* [AIM OF THE EXERCISE]: Take every line where the string "name" appears and copy it.

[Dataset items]

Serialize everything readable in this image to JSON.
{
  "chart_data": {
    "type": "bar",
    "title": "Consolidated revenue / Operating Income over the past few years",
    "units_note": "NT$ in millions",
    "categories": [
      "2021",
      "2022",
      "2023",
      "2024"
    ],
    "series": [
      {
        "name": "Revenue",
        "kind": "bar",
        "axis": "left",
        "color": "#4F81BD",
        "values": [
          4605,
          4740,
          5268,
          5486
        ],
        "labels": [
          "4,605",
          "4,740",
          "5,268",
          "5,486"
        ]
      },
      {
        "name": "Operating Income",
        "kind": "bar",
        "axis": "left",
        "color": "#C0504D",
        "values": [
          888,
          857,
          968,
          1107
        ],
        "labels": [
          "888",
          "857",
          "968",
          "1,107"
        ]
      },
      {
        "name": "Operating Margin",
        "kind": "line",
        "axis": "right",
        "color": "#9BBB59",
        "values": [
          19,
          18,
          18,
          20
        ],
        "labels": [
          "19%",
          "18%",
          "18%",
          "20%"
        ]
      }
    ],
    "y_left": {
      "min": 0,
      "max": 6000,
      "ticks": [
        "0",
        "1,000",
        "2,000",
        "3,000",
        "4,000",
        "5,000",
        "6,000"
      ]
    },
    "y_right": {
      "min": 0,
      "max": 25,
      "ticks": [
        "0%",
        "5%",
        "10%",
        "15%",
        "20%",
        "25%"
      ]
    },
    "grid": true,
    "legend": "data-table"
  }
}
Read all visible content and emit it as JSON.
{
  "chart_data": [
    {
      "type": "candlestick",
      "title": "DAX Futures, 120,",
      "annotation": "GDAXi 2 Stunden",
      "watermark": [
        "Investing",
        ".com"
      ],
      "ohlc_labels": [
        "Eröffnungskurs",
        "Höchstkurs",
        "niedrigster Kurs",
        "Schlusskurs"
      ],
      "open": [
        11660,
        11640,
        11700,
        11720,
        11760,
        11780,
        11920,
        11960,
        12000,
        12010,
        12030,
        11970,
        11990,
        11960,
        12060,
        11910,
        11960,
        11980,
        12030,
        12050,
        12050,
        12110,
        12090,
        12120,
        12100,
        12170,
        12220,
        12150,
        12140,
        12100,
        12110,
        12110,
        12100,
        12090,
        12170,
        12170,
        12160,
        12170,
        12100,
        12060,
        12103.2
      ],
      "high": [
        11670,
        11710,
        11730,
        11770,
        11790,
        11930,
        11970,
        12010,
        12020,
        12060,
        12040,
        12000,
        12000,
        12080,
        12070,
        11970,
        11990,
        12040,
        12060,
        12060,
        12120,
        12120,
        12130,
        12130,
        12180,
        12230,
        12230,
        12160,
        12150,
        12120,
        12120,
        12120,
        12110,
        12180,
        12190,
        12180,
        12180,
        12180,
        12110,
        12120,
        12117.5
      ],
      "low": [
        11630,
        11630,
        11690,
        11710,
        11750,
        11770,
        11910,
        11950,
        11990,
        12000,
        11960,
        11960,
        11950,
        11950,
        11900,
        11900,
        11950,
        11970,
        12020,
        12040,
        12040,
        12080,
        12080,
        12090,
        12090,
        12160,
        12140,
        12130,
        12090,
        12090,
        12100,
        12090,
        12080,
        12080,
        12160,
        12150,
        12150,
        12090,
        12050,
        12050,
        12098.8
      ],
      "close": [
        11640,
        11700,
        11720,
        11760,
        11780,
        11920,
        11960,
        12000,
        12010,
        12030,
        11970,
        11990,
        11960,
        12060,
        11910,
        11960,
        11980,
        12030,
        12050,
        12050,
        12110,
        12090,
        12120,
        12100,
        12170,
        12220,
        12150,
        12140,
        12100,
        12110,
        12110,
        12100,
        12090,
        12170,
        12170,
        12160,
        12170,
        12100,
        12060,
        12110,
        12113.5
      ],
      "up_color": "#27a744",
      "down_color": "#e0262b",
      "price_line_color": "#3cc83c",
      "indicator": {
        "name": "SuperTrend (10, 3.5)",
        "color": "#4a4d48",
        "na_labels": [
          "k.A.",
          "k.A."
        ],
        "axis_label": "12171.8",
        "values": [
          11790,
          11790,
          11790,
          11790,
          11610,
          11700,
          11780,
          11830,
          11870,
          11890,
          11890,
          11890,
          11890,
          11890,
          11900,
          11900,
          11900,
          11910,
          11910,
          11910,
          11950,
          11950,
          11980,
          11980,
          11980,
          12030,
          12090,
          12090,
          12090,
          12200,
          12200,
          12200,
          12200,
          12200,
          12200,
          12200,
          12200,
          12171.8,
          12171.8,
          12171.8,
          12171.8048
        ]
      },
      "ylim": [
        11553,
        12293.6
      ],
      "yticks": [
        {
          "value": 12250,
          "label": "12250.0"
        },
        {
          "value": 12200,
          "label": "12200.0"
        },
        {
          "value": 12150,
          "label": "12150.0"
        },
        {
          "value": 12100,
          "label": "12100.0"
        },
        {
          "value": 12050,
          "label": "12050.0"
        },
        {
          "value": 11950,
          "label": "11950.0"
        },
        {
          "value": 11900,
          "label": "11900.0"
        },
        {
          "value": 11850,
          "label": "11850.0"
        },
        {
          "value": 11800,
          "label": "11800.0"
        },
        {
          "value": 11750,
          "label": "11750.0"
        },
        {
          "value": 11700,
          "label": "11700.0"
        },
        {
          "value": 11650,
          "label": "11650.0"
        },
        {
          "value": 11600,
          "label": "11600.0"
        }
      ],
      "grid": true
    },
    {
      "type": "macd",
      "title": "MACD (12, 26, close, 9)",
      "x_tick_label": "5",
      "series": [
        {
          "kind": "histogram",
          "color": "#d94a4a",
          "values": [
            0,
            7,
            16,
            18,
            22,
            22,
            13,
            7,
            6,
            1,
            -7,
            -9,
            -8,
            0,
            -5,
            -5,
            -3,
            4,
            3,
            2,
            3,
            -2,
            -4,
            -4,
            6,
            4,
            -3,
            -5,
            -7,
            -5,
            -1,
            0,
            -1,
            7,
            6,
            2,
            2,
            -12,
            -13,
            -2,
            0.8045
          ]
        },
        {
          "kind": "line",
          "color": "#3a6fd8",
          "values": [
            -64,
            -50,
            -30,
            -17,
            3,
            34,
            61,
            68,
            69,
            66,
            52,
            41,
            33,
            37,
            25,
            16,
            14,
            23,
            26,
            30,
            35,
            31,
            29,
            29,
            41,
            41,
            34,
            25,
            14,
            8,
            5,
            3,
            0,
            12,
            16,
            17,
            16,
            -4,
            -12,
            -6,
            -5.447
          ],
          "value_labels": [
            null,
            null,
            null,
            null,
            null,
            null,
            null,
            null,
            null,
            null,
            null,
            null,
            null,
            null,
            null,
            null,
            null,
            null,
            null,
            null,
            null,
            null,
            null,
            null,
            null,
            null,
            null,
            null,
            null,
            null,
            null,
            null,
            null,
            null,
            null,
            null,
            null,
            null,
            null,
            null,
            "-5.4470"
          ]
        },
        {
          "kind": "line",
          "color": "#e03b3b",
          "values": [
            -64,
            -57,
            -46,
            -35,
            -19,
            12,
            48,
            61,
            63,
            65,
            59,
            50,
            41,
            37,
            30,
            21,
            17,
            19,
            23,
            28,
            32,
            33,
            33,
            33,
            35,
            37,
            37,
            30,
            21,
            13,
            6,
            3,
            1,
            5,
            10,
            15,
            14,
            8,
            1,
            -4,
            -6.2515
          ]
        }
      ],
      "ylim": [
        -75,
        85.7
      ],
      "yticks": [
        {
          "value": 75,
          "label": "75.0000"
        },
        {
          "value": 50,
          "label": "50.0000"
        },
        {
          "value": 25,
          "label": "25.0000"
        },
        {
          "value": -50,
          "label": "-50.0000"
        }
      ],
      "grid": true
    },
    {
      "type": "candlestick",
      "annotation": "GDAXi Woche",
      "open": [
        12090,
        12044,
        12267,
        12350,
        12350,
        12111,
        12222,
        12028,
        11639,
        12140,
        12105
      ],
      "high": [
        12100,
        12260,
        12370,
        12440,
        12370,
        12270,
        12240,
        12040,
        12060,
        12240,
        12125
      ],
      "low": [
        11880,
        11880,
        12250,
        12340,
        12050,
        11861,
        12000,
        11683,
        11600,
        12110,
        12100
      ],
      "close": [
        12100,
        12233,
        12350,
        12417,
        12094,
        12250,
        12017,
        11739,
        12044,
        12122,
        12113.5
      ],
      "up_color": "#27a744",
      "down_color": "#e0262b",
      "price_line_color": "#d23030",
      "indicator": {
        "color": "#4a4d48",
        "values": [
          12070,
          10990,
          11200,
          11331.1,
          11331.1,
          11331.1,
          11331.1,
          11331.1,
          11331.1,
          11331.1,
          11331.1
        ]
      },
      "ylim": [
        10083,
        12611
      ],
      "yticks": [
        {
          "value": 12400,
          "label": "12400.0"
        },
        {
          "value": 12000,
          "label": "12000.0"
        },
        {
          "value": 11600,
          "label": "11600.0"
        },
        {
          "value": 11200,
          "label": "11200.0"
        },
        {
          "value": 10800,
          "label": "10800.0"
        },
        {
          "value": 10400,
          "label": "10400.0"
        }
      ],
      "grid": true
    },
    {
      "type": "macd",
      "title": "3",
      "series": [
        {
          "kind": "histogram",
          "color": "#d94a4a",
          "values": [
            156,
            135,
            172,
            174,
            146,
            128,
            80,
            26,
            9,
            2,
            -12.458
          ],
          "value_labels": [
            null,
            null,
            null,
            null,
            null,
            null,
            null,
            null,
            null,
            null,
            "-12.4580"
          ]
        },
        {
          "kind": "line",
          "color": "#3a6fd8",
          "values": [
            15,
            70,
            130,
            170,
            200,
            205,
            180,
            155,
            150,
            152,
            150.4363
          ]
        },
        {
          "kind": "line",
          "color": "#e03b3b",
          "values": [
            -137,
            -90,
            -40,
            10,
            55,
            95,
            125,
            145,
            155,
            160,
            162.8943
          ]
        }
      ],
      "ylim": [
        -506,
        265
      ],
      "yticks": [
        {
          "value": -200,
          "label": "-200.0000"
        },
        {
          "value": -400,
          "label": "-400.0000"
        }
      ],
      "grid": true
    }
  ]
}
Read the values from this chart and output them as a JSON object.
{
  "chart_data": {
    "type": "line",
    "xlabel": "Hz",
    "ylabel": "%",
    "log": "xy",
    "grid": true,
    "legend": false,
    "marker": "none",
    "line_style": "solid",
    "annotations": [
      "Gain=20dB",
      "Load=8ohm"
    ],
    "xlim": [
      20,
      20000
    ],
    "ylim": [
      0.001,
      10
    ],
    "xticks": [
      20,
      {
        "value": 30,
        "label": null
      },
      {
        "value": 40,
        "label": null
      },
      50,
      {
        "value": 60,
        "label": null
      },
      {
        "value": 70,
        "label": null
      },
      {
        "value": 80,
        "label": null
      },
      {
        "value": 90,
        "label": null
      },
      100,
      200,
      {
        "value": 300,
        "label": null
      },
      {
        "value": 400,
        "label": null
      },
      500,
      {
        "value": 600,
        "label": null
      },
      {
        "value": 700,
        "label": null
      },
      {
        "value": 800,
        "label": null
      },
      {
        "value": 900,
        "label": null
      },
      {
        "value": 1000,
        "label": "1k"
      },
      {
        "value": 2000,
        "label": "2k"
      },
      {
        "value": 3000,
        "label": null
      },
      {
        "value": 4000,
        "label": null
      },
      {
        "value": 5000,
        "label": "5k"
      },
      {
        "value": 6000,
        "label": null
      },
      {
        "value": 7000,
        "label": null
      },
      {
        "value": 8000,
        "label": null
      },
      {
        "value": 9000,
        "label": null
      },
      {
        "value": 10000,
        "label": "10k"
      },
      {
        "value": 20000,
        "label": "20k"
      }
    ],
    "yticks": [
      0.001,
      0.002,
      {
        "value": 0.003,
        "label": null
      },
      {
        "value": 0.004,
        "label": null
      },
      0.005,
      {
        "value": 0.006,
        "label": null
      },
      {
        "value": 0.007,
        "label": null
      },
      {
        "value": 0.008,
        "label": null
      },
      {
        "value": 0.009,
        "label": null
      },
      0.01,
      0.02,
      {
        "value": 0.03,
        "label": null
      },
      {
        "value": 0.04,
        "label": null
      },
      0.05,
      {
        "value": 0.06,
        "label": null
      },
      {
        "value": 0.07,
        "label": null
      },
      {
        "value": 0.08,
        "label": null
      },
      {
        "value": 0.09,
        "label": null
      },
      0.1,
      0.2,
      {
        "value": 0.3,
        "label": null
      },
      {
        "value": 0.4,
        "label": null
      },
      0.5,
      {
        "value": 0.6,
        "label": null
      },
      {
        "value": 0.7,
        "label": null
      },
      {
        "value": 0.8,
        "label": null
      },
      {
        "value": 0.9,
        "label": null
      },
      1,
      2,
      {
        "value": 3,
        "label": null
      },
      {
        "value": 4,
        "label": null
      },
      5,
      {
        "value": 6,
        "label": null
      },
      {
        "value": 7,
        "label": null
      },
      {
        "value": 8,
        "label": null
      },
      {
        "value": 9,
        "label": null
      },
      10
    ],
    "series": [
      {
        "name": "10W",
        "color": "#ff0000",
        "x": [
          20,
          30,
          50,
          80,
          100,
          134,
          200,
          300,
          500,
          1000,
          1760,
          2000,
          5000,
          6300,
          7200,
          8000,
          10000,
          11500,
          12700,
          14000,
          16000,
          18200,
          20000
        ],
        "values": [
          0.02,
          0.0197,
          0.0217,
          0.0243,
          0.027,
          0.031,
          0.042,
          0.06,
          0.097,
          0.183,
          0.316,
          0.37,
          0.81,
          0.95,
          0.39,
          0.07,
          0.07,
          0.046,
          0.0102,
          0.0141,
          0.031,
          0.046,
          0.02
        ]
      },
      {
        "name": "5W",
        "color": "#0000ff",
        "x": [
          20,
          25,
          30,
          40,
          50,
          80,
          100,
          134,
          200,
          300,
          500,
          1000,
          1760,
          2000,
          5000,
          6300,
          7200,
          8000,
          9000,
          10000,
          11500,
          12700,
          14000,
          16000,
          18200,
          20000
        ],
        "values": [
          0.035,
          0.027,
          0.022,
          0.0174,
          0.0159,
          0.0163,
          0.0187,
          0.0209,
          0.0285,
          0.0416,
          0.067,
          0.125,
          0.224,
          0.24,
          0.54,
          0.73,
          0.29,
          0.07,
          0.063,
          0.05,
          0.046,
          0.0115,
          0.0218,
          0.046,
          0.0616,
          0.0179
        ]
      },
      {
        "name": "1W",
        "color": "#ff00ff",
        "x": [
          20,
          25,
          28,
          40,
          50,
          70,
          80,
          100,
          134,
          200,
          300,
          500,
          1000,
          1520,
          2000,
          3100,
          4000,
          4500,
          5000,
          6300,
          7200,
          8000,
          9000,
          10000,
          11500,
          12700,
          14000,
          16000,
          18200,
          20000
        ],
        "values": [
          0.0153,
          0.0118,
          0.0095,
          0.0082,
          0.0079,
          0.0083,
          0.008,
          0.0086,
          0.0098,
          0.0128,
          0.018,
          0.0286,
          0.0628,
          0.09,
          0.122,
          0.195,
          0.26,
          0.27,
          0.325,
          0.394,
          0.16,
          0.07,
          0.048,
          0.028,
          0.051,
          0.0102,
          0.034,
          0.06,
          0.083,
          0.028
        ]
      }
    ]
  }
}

* [SOLUTION FOR THIS PROBLEM]:
        "name": "Revenue",
        "name": "Operating Income",
        "name": "Operating Margin",
        "name": "SuperTrend (10, 3.5)",
        "name": "10W",
        "name": "5W",
        "name": "1W",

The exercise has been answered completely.